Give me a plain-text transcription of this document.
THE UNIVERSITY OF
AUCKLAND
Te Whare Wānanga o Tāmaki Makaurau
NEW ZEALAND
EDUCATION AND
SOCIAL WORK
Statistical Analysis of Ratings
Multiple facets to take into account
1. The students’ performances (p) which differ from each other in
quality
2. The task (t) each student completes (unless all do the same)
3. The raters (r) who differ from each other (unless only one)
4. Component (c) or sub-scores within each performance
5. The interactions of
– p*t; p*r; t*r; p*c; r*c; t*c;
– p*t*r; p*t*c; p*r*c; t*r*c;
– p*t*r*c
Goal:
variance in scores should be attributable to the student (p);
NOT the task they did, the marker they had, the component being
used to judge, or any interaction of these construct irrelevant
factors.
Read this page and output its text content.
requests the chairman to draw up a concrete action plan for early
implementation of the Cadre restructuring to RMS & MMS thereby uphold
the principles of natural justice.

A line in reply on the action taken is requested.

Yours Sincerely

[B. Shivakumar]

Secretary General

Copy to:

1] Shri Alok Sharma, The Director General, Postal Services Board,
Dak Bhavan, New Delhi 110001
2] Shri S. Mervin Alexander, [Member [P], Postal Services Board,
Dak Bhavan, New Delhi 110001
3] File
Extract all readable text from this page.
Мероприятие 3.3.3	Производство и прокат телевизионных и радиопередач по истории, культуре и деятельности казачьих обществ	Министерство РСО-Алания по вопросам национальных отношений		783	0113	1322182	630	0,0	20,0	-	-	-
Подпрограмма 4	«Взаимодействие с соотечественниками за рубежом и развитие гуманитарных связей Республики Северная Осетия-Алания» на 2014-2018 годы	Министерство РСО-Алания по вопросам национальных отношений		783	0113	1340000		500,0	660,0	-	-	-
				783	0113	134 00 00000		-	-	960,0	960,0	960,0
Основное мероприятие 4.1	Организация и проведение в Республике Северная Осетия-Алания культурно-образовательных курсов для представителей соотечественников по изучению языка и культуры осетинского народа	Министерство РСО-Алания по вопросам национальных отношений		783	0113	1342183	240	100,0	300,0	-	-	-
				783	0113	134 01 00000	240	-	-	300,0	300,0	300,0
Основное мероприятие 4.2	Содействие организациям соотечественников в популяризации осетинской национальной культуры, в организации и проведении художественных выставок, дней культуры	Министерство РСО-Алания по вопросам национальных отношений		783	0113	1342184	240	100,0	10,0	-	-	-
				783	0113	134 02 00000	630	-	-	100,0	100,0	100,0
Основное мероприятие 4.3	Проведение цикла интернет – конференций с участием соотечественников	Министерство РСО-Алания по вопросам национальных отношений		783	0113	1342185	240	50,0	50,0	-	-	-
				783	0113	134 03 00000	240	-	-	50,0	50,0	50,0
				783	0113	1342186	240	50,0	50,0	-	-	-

= = =

• [Task prompt]: Only the number is wanted: how many lines in the data include the string "Северная"?

• [Written response]: 2